**What this task involves**
Take every line from the listing below that includes "latitude" and copy it.

**Dataset entries**
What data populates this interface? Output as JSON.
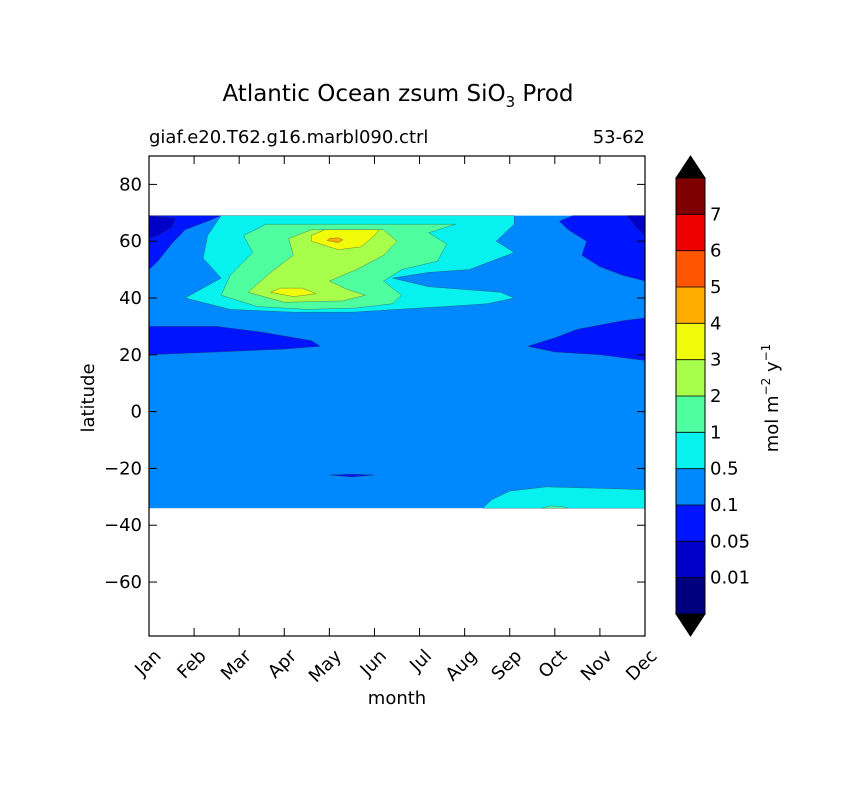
{
  "chart_data": {
    "type": "heatmap",
    "subtype": "filled-contour",
    "title": {
      "main": "Atlantic Ocean zsum SiO",
      "subscript": "3",
      "suffix": " Prod"
    },
    "subtitle_left": "giaf.e20.T62.g16.marbl090.ctrl",
    "subtitle_right": "53-62",
    "xlabel": "month",
    "ylabel": "latitude",
    "x_ticks": [
      "Jan",
      "Feb",
      "Mar",
      "Apr",
      "May",
      "Jun",
      "Jul",
      "Aug",
      "Sep",
      "Oct",
      "Nov",
      "Dec"
    ],
    "y_ticks": [
      "80",
      "60",
      "40",
      "20",
      "0",
      "−20",
      "−40",
      "−60"
    ],
    "y_tick_values": [
      80,
      60,
      40,
      20,
      0,
      -20,
      -40,
      -60
    ],
    "xlim": [
      1,
      12
    ],
    "ylim": [
      -79,
      90
    ],
    "data_lat_range": [
      -34,
      69
    ],
    "colorbar": {
      "label_main": "mol m",
      "label_exp1": "−2",
      "label_mid": " y",
      "label_exp2": "−1",
      "extend": "both",
      "levels": [
        "0.01",
        "0.05",
        "0.1",
        "0.5",
        "1",
        "2",
        "3",
        "4",
        "5",
        "6",
        "7"
      ],
      "colors": [
        "#00007f",
        "#0000c8",
        "#0015ff",
        "#0089ff",
        "#07f1ee",
        "#4fff9f",
        "#a8ff4b",
        "#f1fc0a",
        "#ffac00",
        "#ff5500",
        "#ef0000",
        "#7f0000"
      ],
      "under_color": "#000000",
      "over_color": "#000000"
    },
    "background_value_class": "0.1-0.5",
    "regions": [
      {
        "range": "0.05-0.1",
        "months": [
          1,
          12
        ],
        "lat": [
          46,
          69
        ],
        "note": "high-latitude winter, Jan-Feb and Oct-Dec"
      },
      {
        "range": "0.01-0.05",
        "months": [
          1,
          1.5
        ],
        "lat": [
          61,
          69
        ]
      },
      {
        "range": "0.05-0.1",
        "months": [
          1,
          4.8
        ],
        "lat": [
          20,
          30
        ]
      },
      {
        "range": "0.05-0.1",
        "months": [
          9.4,
          12
        ],
        "lat": [
          18,
          33
        ]
      },
      {
        "range": "0.05-0.1",
        "months": [
          5,
          6
        ],
        "lat": [
          -23,
          -22
        ]
      },
      {
        "range": "0.5-1",
        "months": [
          1.8,
          9.1
        ],
        "lat": [
          35,
          69
        ]
      },
      {
        "range": "1-2",
        "months": [
          2.6,
          7.8
        ],
        "lat": [
          36,
          66
        ]
      },
      {
        "range": "2-3",
        "months": [
          3.2,
          6.5
        ],
        "lat": [
          38,
          64
        ]
      },
      {
        "range": "3-4",
        "months": [
          4.6,
          6
        ],
        "lat": [
          57,
          64
        ]
      },
      {
        "range": "3-4",
        "months": [
          3.7,
          4.7
        ],
        "lat": [
          40,
          43
        ]
      },
      {
        "range": "4-5",
        "months": [
          4.9,
          5.2
        ],
        "lat": [
          59,
          61
        ]
      },
      {
        "range": "0.5-1",
        "months": [
          8.4,
          12
        ],
        "lat": [
          -34,
          -27
        ]
      },
      {
        "range": "1-2",
        "months": [
          9.7,
          10.2
        ],
        "lat": [
          -34,
          -33
        ]
      }
    ]
  }
}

**Task response**
    "ylabel": "latitude",
        "note": "high-latitude winter, Jan-Feb and Oct-Dec"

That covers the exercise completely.